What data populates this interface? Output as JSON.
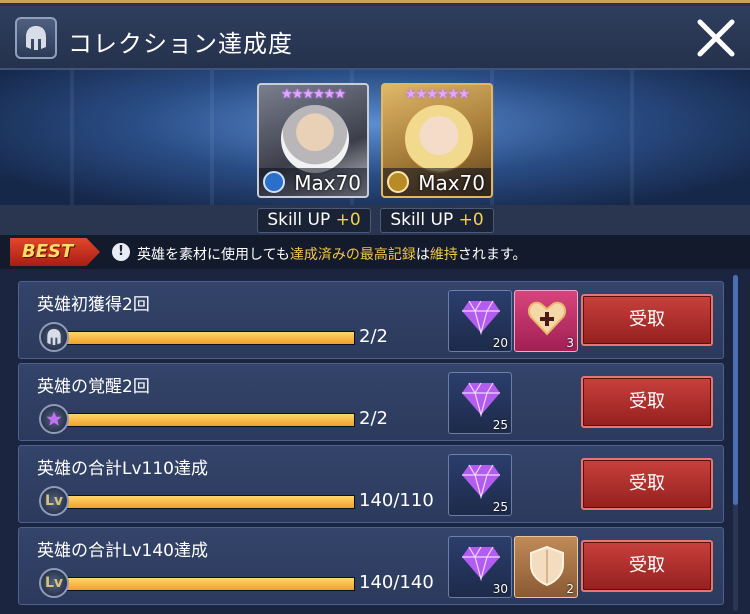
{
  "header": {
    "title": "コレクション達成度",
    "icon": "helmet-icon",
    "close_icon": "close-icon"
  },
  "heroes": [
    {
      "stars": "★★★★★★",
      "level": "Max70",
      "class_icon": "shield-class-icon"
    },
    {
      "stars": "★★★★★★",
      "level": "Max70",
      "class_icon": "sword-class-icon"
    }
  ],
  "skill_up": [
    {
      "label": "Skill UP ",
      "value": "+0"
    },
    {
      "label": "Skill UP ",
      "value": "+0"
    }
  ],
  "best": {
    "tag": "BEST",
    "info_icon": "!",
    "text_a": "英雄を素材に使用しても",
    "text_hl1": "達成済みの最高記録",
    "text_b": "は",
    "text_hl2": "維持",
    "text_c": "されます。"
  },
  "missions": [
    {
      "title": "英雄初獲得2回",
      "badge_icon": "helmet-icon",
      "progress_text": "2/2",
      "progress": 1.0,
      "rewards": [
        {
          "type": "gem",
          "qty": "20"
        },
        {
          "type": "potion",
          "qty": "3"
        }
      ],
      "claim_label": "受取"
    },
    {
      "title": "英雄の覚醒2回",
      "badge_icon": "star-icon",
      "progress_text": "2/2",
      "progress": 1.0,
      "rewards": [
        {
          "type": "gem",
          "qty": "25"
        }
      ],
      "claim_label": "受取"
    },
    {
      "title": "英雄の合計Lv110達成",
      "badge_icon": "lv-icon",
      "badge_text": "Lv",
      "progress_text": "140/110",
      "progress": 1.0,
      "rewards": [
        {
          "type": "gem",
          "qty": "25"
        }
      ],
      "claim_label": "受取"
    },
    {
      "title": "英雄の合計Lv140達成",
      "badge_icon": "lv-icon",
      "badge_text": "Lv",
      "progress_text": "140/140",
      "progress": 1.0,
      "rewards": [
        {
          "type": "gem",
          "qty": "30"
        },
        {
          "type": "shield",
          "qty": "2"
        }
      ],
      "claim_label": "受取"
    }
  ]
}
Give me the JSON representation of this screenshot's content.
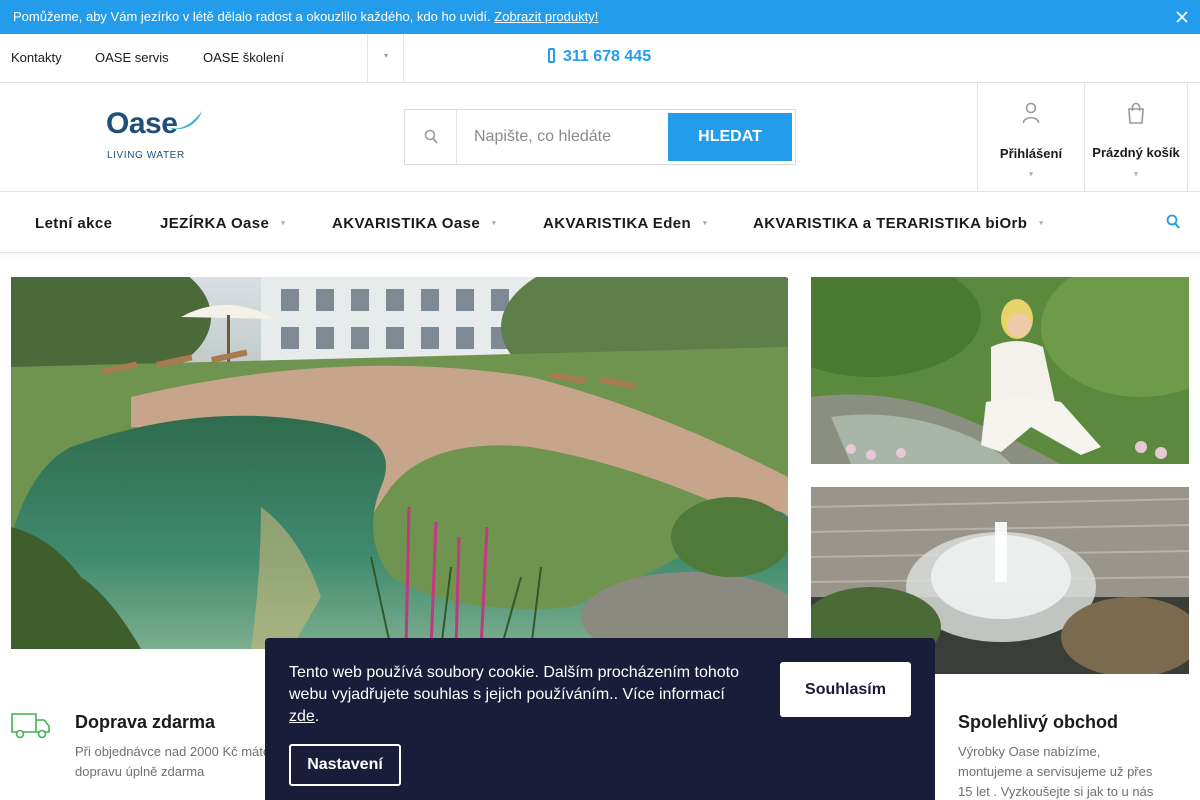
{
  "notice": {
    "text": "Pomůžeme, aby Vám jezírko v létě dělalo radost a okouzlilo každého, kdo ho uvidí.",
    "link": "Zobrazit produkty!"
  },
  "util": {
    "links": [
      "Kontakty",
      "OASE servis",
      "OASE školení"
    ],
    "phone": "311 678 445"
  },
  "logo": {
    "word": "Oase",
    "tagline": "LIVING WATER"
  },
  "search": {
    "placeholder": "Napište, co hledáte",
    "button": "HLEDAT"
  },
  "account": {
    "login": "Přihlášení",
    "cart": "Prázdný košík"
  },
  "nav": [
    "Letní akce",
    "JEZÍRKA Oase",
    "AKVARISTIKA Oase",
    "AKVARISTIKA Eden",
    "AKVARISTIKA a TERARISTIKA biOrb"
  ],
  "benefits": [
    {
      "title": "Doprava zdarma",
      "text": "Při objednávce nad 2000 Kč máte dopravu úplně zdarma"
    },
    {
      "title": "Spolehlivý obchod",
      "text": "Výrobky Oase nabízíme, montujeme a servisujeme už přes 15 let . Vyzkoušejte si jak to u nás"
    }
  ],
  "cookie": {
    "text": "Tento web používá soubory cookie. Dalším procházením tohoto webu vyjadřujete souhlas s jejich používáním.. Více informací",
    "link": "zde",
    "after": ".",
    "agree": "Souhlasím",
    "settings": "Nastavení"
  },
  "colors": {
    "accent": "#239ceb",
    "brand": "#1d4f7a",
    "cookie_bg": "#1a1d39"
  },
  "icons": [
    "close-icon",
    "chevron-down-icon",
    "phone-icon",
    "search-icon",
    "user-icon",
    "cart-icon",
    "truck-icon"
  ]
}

================================

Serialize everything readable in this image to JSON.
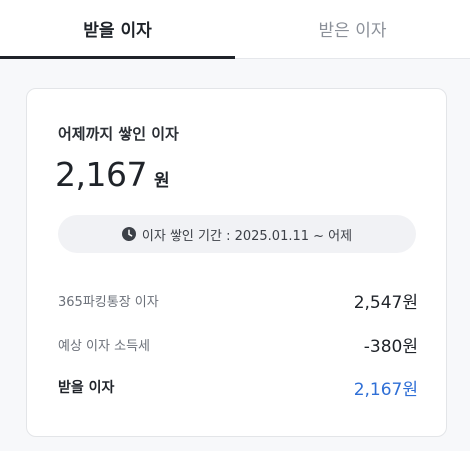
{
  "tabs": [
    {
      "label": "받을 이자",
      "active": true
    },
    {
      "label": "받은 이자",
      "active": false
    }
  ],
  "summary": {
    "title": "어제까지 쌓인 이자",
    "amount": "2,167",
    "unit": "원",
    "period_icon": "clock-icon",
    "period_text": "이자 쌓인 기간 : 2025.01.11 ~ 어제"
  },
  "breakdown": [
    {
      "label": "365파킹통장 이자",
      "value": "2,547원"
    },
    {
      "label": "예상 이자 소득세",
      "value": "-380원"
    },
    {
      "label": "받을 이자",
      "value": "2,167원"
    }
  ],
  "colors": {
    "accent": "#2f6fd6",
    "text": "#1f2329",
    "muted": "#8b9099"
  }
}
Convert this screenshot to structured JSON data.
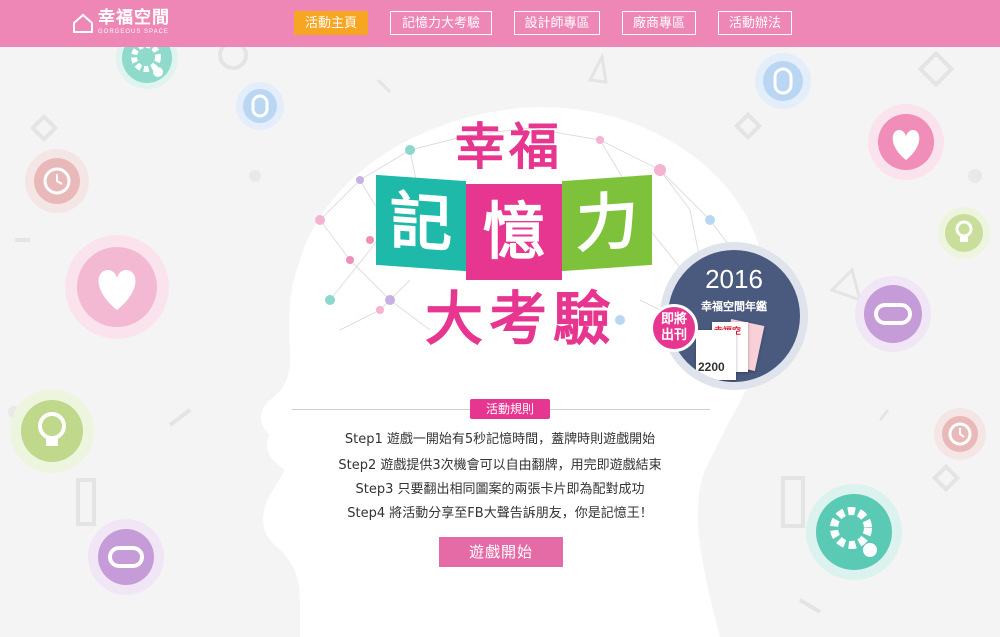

================================

■ What needs to be done: Respond with the number of lines containing "AKVARISTIKA" and no additional words.

■ Result of the exercise: 3